Items from a figure collection
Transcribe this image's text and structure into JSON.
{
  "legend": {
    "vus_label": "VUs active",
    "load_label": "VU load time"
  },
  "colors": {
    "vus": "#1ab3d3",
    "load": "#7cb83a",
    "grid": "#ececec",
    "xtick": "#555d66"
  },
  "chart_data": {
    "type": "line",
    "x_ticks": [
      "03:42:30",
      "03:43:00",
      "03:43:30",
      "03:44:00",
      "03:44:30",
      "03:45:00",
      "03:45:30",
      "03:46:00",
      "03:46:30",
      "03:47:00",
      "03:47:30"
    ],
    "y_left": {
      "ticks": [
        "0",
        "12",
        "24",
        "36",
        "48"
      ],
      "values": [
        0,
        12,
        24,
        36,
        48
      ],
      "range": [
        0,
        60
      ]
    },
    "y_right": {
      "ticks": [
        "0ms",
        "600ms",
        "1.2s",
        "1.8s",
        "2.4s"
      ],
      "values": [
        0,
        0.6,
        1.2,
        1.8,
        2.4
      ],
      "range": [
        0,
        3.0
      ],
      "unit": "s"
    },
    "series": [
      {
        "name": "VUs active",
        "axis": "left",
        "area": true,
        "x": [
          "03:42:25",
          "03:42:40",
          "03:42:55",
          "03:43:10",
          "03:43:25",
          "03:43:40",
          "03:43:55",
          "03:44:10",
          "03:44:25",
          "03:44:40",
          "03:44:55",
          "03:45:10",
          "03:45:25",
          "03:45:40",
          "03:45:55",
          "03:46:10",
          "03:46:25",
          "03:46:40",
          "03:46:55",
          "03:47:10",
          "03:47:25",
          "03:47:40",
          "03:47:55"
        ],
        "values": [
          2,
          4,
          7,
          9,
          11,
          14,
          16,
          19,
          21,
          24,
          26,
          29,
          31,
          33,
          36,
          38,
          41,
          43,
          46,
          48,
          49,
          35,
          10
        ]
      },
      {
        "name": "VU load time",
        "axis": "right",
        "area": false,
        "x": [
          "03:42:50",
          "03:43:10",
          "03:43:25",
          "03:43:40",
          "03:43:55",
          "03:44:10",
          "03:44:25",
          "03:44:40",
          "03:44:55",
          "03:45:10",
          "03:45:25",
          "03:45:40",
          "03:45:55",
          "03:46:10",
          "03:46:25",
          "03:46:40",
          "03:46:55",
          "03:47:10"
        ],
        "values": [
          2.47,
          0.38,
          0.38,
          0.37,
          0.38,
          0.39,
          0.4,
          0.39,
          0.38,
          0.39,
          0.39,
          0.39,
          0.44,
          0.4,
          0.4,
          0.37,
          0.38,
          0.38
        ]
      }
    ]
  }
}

**Set task**
From the data above, show each line that contains "load".

**Correct response**
    "load_label": "VU load time"
    "load": "#7cb83a",
        "name": "VU load time",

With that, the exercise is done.